■ Aim of the exercise: Locate the word "since" in the material, then show every line that holds it.

Stored entries
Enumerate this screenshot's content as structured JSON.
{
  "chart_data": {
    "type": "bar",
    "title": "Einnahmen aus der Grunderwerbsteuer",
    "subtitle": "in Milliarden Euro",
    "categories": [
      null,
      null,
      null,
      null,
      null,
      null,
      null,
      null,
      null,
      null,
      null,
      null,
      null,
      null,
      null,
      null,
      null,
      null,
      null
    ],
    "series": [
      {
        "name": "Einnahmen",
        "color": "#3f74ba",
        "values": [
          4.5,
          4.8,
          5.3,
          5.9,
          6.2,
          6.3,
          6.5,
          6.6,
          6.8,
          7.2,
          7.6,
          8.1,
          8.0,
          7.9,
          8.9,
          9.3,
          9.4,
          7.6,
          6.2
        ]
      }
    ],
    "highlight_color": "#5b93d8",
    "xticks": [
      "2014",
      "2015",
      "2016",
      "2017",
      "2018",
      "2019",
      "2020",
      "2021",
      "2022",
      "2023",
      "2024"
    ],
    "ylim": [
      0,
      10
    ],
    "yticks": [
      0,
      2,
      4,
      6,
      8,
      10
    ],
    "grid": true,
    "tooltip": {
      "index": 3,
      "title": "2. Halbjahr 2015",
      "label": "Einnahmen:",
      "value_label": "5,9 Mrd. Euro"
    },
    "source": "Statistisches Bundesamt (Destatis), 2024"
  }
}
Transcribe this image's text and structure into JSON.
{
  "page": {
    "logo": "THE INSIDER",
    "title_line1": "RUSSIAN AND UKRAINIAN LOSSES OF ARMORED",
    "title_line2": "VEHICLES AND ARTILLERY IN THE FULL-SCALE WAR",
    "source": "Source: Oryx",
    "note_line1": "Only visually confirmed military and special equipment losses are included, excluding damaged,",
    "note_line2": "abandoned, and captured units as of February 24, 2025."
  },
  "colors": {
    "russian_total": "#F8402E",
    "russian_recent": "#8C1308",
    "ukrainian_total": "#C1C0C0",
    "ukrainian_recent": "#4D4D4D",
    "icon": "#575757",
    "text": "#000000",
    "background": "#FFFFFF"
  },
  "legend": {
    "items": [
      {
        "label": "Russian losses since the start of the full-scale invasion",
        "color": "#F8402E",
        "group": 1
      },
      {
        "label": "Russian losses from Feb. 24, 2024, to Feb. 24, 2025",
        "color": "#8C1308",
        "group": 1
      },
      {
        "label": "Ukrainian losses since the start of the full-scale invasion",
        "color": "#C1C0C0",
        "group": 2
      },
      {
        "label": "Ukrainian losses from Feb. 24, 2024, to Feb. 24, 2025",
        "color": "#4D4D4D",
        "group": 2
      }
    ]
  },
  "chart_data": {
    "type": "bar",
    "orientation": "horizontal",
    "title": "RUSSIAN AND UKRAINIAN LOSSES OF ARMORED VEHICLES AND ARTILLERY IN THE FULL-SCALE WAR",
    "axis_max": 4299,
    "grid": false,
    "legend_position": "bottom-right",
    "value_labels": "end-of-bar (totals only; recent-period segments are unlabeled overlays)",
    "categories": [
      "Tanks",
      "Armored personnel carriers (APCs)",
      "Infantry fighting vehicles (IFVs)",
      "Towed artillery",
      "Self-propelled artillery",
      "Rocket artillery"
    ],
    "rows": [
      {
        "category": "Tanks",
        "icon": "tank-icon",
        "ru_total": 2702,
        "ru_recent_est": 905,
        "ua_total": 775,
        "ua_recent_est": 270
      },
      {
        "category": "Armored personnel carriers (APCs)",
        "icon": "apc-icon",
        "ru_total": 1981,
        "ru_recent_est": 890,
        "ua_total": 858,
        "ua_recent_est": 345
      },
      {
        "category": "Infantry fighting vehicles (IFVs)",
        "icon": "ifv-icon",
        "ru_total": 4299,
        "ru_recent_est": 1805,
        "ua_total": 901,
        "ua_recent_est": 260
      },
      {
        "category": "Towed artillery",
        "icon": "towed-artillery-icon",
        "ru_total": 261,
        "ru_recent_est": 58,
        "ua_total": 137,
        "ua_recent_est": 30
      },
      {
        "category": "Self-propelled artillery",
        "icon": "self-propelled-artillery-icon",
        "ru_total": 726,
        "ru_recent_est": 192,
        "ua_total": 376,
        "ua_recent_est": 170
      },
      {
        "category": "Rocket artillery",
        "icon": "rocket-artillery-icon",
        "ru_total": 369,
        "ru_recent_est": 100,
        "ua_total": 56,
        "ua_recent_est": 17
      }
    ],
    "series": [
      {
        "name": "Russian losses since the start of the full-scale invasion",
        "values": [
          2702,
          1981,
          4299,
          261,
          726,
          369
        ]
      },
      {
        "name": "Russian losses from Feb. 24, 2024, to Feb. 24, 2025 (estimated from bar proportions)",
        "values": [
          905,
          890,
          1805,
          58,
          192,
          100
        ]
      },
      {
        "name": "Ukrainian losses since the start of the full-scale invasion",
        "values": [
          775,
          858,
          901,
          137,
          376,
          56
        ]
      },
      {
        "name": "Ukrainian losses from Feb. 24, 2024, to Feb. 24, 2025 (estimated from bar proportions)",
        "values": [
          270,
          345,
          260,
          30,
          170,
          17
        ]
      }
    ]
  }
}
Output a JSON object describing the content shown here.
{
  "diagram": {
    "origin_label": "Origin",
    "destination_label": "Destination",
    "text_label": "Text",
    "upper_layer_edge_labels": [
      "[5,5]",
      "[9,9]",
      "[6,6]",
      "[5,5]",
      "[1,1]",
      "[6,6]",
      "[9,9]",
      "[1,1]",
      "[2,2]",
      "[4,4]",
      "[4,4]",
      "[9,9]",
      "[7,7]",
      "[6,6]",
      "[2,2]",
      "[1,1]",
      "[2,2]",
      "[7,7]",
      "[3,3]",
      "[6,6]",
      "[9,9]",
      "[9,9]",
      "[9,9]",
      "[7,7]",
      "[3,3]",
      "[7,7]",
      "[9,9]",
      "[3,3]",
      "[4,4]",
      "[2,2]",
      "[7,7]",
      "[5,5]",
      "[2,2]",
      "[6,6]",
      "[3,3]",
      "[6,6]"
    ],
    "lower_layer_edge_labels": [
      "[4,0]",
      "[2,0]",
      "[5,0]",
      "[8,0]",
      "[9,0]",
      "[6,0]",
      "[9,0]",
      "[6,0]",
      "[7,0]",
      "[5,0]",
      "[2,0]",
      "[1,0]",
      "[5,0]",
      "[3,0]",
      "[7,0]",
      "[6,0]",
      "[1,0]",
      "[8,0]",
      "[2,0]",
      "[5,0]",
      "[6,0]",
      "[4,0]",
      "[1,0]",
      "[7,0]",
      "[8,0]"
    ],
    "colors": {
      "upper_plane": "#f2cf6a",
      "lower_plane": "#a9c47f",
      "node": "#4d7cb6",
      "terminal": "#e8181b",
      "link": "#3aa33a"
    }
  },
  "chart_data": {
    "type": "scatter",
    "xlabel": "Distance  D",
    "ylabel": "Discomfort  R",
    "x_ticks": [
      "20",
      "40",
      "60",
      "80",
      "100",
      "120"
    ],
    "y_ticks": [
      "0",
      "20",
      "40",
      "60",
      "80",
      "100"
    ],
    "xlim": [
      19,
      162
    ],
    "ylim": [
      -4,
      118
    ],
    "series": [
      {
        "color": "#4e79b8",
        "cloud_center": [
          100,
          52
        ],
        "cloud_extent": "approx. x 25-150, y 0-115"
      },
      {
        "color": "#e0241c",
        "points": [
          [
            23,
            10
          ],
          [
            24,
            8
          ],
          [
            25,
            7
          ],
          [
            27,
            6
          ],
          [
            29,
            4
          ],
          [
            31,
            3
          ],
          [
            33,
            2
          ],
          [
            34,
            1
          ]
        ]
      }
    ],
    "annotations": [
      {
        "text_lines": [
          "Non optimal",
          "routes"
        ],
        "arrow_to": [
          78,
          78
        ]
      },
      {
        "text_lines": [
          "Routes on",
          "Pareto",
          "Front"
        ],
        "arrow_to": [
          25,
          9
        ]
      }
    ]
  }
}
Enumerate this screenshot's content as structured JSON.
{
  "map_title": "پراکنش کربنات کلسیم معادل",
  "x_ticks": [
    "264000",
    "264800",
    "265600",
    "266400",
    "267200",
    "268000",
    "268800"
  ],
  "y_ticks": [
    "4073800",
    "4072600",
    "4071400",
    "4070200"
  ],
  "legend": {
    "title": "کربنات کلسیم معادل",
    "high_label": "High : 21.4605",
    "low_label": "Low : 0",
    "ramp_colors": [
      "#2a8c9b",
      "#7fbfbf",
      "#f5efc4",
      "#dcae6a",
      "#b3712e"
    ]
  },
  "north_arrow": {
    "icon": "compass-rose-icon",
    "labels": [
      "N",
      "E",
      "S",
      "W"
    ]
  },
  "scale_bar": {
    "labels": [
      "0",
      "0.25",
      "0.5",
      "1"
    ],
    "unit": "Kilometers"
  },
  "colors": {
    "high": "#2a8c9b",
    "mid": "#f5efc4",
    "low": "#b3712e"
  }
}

■ Answer in full:
        "label": "Russian losses since the start of the full-scale invasion",
        "label": "Ukrainian losses since the start of the full-scale invasion",
        "name": "Russian losses since the start of the full-scale invasion",
        "name": "Ukrainian losses since the start of the full-scale invasion",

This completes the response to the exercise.